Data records
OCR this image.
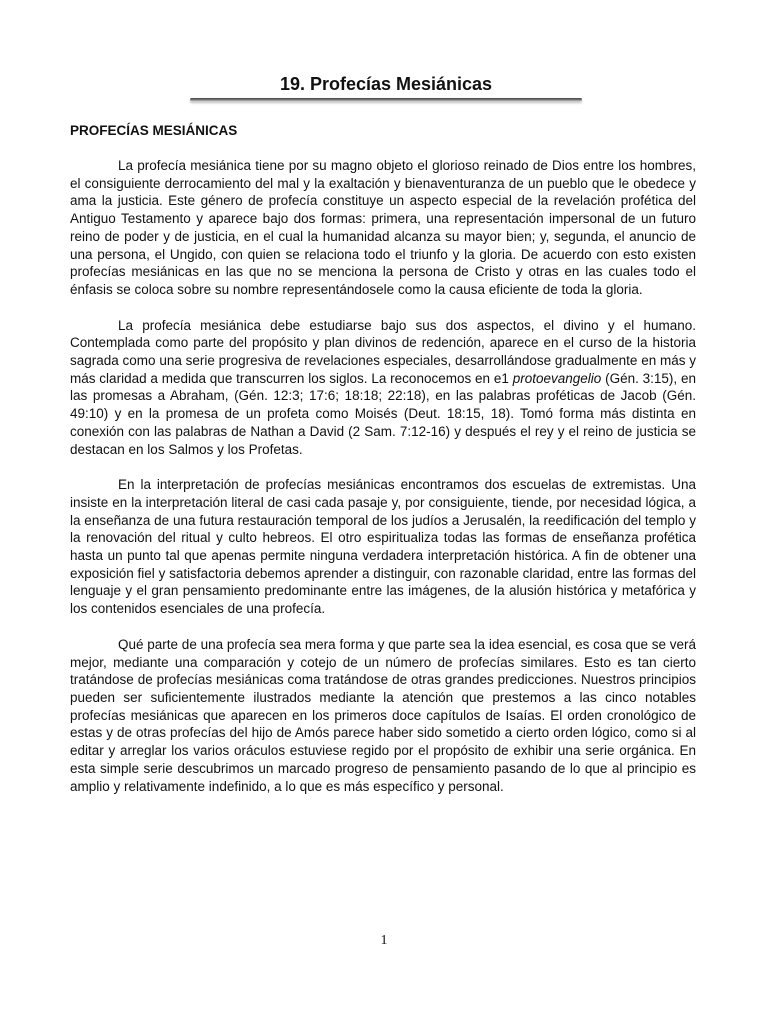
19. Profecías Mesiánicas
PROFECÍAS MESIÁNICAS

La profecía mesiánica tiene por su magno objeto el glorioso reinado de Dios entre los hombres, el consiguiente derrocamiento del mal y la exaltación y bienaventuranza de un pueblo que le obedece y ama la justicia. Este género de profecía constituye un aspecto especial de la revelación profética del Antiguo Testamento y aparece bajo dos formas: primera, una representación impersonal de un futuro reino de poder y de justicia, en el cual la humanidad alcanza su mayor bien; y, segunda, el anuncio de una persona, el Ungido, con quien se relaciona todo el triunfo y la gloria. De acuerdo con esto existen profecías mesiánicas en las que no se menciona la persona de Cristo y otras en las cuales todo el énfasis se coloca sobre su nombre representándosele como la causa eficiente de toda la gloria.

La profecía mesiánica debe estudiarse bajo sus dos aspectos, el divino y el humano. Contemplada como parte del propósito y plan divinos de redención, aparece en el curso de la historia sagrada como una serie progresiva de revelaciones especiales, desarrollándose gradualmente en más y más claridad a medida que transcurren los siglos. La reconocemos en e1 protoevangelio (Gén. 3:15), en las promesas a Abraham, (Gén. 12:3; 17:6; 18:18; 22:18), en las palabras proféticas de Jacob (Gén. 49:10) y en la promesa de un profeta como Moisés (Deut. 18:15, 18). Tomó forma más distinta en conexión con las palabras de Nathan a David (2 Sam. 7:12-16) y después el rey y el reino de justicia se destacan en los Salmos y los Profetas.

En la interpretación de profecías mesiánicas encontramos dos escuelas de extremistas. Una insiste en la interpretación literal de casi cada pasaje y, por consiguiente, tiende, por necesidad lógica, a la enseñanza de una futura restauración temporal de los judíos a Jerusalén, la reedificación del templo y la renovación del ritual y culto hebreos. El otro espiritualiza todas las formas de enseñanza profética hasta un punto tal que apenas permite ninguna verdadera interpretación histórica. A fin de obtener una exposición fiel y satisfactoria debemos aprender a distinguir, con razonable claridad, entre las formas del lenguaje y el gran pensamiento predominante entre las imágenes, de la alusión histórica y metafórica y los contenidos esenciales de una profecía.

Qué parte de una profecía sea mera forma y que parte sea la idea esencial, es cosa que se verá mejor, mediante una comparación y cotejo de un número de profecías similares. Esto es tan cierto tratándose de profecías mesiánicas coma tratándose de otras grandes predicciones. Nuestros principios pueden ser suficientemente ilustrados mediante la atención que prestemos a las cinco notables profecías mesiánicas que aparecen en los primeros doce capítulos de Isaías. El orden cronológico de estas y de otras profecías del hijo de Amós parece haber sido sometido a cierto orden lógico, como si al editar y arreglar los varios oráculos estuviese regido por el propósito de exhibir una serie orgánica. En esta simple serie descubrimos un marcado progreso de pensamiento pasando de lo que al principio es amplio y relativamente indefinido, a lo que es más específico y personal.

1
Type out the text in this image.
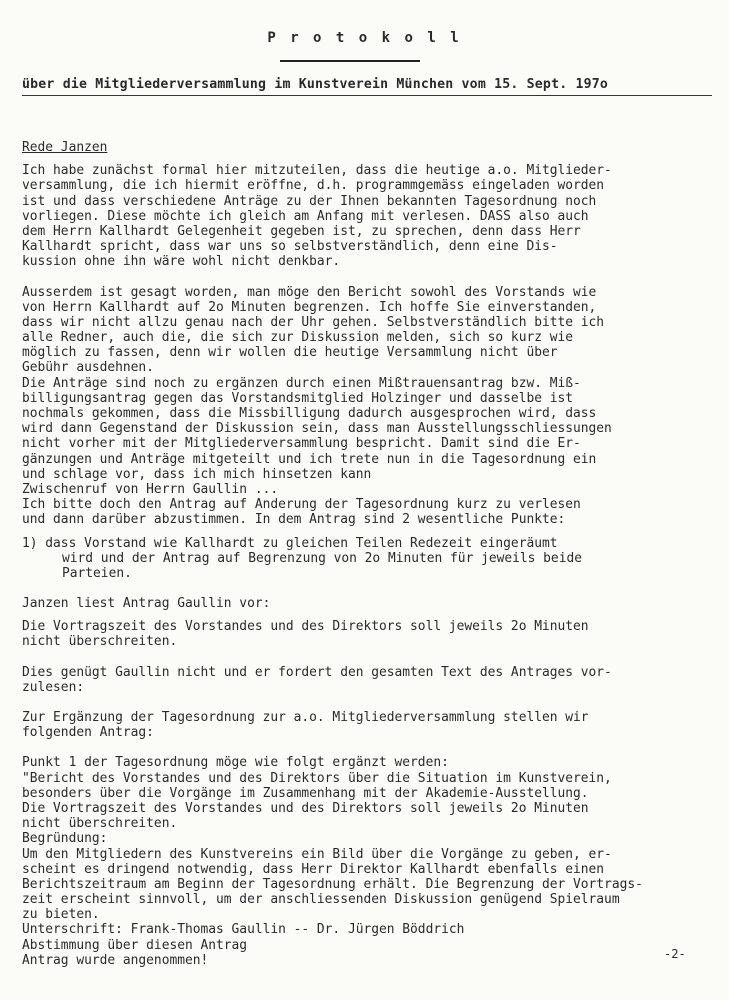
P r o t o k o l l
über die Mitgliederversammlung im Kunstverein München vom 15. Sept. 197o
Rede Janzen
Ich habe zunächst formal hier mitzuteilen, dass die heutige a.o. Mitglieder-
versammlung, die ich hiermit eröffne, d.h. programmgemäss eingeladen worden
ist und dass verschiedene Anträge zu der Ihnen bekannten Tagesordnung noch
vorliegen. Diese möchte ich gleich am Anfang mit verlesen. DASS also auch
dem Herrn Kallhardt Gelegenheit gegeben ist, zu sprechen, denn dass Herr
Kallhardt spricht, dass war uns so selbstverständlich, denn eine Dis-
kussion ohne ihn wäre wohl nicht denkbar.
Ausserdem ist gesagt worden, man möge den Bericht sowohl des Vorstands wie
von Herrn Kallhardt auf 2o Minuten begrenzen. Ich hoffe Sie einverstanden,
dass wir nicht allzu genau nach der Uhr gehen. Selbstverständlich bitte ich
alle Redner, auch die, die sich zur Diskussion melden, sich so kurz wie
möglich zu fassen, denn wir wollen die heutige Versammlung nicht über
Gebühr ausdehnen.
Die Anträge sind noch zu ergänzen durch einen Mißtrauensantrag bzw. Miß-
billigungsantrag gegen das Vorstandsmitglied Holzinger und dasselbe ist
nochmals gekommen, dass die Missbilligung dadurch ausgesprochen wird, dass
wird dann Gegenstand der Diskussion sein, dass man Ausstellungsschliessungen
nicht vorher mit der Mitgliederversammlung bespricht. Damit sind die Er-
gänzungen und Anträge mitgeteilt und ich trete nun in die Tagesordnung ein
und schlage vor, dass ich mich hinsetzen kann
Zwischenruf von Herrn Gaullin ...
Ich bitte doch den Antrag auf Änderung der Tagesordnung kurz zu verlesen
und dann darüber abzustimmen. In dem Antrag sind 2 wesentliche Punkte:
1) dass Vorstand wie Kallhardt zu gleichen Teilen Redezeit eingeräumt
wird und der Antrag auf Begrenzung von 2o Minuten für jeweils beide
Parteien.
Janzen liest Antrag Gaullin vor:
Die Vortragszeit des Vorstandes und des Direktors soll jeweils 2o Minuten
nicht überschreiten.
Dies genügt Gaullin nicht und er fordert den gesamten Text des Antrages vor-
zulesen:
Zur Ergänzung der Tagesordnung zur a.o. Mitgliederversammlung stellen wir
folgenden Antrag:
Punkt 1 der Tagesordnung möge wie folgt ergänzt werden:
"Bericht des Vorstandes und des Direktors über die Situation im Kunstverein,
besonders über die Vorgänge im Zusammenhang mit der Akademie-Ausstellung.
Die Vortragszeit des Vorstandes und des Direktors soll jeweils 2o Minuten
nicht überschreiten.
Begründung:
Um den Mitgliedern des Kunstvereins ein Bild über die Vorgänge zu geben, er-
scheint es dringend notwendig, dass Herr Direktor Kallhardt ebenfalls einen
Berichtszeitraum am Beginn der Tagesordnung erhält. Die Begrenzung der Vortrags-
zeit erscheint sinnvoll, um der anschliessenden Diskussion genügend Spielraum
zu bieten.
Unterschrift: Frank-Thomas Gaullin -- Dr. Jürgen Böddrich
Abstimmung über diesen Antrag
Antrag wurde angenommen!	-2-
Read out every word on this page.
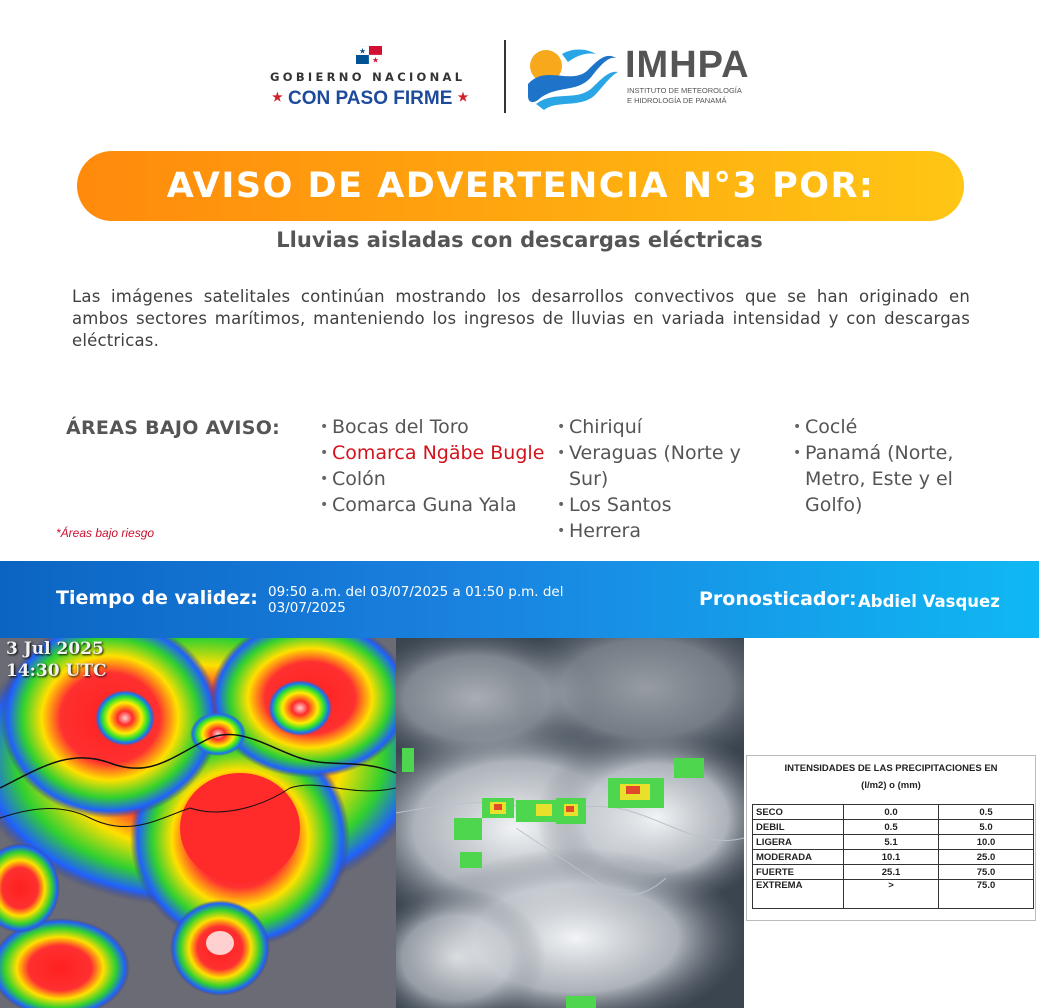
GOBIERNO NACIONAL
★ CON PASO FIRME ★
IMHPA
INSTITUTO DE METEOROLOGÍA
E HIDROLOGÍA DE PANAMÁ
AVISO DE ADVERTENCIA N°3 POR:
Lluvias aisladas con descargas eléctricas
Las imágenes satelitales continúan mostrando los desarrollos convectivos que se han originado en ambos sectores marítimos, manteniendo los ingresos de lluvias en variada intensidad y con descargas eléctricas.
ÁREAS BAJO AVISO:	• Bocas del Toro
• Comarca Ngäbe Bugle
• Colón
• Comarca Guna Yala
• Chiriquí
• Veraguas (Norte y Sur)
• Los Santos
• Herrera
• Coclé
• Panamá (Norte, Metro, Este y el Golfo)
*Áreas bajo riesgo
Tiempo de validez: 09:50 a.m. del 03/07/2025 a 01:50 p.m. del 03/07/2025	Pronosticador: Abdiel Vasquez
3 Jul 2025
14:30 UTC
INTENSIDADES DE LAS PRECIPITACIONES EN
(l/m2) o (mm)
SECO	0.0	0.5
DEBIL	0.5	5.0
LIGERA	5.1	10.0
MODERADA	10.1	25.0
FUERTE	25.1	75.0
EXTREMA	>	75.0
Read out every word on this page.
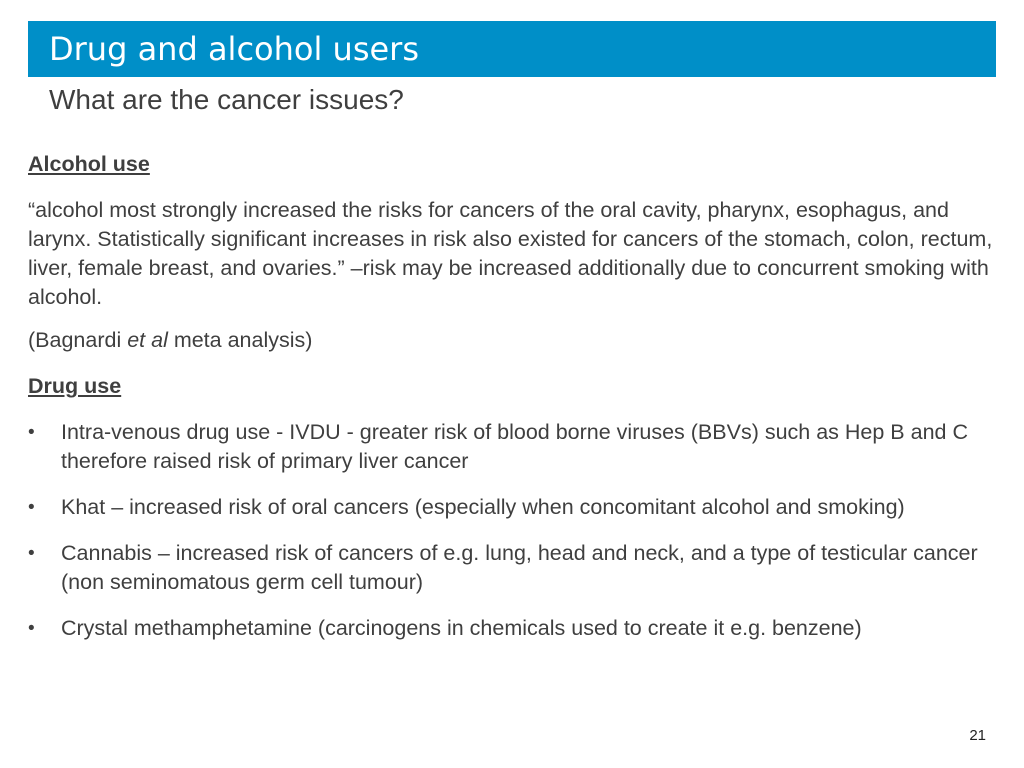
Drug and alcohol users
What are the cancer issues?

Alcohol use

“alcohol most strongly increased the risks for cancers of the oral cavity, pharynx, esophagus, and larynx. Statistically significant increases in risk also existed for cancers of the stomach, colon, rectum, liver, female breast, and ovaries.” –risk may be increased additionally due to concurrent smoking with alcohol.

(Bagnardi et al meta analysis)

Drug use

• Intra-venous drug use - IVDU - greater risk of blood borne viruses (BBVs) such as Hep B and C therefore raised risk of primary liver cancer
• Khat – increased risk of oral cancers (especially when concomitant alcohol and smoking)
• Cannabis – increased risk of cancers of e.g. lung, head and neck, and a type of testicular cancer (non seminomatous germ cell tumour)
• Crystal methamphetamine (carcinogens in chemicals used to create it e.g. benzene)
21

◆ **EXERCISE OBJECTIVE**
Report each line in the entries where the string "Janzen" occurs.

◆ **TASK RESPONSE**
Rede Janzen
Janzen liest Antrag Gaullin vor:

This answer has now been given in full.